WHAT THE TASK ASKS: Go through the data below and gather each line containing "Ag₂CO₃".
··········
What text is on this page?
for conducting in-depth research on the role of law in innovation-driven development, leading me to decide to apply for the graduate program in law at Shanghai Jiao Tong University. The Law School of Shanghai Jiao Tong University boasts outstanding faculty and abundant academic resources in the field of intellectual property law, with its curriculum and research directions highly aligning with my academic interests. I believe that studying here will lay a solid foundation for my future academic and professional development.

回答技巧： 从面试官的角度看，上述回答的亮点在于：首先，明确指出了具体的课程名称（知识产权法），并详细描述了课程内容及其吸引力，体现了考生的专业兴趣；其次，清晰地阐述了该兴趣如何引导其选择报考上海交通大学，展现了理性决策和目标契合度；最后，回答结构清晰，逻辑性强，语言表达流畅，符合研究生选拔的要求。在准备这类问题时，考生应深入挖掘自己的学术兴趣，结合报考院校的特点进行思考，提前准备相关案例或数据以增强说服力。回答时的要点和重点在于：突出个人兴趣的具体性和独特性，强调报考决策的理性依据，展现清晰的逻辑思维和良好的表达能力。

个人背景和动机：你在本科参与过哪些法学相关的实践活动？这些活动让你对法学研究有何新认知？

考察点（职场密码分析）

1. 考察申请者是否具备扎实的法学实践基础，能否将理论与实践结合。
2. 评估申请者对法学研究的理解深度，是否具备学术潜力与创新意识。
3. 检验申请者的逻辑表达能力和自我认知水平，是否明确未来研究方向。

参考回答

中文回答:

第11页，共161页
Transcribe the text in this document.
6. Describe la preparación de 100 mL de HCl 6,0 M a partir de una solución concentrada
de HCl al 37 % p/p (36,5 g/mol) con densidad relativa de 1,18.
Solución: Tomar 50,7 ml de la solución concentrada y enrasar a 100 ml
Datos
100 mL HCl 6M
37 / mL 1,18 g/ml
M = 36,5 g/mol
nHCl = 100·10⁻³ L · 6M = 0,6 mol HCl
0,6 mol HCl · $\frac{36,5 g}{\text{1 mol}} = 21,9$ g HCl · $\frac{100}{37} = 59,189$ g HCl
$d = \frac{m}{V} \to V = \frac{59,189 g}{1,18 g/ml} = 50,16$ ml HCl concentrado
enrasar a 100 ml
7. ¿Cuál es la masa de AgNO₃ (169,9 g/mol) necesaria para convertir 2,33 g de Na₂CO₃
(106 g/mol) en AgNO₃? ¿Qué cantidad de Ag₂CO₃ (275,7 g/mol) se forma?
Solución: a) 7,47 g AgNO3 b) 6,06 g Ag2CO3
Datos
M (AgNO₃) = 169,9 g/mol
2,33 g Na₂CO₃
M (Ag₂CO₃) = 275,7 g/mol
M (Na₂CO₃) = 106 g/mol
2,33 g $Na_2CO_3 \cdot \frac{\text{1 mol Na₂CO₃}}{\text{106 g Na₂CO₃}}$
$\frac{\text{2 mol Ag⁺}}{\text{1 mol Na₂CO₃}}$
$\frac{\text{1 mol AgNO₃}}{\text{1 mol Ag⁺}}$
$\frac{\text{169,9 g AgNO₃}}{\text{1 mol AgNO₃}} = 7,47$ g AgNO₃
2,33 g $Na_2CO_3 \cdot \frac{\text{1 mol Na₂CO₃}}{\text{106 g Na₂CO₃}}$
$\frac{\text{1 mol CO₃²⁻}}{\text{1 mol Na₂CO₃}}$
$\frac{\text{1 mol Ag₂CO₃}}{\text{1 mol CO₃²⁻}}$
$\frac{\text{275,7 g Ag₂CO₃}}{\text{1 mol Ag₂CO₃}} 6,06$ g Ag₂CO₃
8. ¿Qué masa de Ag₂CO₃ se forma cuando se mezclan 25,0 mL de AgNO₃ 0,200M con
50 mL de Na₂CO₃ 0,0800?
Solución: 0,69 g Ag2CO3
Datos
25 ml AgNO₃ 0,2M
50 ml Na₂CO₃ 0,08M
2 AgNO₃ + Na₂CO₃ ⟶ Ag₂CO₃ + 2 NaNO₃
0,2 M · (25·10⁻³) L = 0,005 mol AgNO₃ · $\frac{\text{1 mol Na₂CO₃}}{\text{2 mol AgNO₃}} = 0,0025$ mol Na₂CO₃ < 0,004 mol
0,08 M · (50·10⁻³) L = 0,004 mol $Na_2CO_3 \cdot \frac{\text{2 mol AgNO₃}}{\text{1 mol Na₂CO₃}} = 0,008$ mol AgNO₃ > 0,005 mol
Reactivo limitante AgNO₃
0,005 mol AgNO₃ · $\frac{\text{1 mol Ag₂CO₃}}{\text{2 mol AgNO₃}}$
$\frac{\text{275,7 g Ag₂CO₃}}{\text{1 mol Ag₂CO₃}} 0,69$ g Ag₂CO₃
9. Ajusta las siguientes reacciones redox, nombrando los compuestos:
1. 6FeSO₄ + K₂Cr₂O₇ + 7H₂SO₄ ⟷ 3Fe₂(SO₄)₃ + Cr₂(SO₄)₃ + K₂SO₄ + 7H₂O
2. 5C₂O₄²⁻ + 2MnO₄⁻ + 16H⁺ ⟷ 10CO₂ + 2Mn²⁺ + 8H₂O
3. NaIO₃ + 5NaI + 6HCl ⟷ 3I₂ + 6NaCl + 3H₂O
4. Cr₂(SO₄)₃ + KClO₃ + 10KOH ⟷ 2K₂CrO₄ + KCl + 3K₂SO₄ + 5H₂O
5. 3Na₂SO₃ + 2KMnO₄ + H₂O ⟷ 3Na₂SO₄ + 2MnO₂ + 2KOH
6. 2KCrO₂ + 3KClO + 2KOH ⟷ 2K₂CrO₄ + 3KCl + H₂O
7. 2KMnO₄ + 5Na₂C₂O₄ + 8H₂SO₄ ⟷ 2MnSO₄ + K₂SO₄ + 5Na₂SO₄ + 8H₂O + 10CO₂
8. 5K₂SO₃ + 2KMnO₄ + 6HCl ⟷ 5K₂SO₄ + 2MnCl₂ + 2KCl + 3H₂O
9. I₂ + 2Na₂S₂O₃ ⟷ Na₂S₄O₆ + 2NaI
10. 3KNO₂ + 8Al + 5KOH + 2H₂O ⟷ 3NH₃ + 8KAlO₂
··········
COMPLETE RESPONSE:
(106 g/mol) en AgNO₃? ¿Qué cantidad de Ag₂CO₃ (275,7 g/mol) se forma?
M (Ag₂CO₃) = 275,7 g/mol
$\frac{\text{1 mol Ag₂CO₃}}{\text{1 mol CO₃²⁻}}$
$\frac{\text{275,7 g Ag₂CO₃}}{\text{1 mol Ag₂CO₃}} 6,06$ g Ag₂CO₃
8. ¿Qué masa de Ag₂CO₃ se forma cuando se mezclan 25,0 mL de AgNO₃ 0,200M con
2 AgNO₃ + Na₂CO₃ ⟶ Ag₂CO₃ + 2 NaNO₃
0,005 mol AgNO₃ · $\frac{\text{1 mol Ag₂CO₃}}{\text{2 mol AgNO₃}}$
$\frac{\text{275,7 g Ag₂CO₃}}{\text{1 mol Ag₂CO₃}} 0,69$ g Ag₂CO₃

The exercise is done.